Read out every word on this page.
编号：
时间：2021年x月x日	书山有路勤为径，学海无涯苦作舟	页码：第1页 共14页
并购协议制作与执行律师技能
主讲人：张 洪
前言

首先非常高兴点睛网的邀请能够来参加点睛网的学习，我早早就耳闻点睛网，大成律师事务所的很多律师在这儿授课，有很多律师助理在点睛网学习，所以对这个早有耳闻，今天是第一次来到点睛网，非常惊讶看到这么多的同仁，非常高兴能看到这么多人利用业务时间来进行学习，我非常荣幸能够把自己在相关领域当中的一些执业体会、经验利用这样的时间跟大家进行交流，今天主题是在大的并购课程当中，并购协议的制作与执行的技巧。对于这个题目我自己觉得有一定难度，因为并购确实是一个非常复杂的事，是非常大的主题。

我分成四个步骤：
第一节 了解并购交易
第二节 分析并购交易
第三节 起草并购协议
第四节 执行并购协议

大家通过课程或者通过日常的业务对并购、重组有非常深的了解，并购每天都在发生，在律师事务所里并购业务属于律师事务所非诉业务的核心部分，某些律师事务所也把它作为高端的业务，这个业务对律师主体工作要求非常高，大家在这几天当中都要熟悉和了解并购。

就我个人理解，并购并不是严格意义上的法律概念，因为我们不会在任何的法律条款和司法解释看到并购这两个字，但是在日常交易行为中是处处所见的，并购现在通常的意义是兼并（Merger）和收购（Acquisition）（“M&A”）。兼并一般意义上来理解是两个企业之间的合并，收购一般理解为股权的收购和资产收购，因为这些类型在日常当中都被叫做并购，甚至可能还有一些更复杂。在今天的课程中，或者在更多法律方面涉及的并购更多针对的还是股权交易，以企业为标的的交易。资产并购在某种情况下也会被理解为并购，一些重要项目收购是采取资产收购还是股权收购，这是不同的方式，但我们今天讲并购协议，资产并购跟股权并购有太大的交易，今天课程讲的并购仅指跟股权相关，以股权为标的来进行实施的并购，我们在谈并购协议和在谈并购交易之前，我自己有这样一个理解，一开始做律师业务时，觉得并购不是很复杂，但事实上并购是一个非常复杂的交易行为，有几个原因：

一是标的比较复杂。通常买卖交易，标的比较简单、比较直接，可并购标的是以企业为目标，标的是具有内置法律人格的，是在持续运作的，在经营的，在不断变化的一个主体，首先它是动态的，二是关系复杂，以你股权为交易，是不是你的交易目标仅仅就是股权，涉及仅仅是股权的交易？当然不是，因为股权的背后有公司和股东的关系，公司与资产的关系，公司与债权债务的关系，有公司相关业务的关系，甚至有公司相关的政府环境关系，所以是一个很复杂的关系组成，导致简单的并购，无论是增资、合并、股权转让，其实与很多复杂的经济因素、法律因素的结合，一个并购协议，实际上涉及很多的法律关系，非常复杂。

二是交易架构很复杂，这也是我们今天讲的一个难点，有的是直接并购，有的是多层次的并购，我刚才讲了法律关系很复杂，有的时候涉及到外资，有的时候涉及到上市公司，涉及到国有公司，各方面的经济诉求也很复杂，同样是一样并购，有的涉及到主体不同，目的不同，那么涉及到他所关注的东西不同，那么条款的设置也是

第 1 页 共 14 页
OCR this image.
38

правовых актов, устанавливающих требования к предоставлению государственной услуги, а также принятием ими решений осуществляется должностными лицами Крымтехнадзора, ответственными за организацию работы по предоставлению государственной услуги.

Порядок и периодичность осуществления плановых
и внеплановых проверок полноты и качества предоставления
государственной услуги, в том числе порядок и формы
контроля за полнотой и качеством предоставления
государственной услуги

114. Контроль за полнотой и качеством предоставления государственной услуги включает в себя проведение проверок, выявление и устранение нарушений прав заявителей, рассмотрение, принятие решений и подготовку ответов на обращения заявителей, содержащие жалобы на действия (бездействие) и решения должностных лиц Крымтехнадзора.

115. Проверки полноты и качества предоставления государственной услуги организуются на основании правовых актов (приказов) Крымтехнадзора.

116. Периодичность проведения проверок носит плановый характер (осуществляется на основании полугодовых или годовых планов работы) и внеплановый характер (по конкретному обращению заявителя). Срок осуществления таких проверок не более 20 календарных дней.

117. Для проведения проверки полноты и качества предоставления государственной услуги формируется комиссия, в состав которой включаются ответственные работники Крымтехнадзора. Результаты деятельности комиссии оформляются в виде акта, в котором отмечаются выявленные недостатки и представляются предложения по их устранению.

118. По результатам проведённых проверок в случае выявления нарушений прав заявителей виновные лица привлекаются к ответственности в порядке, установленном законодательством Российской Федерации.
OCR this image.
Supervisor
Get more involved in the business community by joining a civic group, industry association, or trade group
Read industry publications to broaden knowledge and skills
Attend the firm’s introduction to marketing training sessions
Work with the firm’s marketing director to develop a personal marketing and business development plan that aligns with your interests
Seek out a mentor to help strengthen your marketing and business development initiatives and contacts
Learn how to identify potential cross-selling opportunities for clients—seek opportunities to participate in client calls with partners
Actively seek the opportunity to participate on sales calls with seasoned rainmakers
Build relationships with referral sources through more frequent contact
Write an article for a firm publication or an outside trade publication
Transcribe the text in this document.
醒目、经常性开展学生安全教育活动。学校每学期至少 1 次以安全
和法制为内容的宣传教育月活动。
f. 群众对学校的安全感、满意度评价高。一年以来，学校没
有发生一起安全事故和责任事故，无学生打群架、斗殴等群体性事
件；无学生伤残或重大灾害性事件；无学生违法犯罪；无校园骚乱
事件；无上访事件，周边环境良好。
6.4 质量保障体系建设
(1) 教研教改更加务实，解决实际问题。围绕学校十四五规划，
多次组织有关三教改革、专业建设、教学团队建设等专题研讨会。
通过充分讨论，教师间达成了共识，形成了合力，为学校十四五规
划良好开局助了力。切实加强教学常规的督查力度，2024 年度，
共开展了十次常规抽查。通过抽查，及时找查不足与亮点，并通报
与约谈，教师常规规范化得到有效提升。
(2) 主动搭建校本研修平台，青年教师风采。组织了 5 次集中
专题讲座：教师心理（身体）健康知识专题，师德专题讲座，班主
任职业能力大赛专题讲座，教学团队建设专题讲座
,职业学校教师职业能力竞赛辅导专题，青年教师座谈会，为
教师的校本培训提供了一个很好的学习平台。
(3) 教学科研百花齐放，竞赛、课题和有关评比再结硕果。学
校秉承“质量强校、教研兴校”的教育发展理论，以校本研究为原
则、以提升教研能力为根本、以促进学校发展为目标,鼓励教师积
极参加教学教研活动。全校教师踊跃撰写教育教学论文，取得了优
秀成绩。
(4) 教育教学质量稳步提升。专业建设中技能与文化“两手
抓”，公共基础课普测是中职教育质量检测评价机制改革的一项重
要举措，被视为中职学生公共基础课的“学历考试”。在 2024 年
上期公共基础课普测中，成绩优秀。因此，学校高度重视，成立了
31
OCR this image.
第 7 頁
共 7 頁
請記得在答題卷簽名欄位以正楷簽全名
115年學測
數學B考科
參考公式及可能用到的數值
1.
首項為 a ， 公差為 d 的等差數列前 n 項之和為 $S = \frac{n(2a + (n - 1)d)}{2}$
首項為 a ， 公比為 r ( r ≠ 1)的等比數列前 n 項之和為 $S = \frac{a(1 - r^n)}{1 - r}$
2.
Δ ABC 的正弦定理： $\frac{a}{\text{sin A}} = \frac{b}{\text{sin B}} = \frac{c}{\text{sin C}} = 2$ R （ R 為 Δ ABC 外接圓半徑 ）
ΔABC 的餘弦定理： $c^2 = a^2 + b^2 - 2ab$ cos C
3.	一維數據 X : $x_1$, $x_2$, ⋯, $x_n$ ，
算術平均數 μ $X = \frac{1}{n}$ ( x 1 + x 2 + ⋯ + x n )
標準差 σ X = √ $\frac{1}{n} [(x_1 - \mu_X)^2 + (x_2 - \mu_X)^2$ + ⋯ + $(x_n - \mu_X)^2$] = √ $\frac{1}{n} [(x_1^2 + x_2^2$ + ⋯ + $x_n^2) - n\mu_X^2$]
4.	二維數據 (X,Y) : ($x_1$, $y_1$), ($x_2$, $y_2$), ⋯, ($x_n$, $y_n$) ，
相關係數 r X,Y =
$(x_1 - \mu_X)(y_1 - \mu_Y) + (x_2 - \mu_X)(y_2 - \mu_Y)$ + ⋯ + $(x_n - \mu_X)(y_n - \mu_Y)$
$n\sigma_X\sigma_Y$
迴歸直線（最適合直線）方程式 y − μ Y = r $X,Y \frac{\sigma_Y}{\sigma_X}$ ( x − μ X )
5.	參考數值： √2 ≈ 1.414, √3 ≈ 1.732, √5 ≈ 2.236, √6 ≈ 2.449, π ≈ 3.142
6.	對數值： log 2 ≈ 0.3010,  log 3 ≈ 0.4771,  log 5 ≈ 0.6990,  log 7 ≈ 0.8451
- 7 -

_Aim:_ Go through the listing above line by line and say how many lines hold the word "more". Reply with that number only.

_The reply:_ 2